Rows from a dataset
--- Begin ---

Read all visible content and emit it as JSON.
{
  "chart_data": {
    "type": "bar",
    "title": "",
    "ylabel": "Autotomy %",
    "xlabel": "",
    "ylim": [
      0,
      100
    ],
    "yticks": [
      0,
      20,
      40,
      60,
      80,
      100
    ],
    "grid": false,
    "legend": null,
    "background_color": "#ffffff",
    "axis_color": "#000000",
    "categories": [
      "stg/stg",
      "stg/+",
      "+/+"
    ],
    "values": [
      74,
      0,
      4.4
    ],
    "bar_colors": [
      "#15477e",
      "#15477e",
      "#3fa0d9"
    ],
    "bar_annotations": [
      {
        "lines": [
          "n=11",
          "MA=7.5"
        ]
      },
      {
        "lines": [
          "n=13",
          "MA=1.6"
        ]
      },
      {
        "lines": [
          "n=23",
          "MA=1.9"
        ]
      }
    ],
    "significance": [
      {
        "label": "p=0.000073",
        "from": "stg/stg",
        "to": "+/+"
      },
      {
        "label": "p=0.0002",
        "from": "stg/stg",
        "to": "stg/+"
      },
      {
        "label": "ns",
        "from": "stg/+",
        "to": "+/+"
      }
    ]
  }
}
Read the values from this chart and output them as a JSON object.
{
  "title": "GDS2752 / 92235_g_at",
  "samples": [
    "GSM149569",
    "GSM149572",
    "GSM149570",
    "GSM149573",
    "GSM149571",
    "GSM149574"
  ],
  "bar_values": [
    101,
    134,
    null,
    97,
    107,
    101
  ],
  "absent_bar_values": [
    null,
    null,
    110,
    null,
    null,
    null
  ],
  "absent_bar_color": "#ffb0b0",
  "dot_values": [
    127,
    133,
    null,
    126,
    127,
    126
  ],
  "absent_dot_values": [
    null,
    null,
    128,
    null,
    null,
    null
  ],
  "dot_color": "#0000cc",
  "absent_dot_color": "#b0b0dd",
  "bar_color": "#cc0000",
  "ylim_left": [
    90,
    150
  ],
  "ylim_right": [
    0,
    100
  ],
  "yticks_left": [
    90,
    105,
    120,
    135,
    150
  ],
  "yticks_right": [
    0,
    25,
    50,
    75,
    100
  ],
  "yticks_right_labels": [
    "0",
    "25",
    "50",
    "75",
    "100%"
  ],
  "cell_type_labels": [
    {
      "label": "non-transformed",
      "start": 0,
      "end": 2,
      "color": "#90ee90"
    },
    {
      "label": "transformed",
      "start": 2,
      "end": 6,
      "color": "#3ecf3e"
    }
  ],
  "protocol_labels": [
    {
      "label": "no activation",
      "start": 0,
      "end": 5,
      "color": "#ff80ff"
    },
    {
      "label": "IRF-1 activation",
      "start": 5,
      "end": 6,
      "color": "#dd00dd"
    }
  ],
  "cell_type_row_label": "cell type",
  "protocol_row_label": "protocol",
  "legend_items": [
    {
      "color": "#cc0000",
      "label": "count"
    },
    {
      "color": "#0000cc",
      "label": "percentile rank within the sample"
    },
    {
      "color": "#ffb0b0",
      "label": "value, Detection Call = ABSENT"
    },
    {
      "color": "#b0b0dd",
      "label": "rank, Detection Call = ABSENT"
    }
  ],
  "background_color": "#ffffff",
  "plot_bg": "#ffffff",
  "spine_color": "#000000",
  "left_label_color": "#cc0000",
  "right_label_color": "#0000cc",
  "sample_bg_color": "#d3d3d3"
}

--- End ---

**Requirements:** Extract all lines that hold the word "Detection".

**Complete response:**
      "label": "value, Detection Call = ABSENT"
      "label": "rank, Detection Call = ABSENT"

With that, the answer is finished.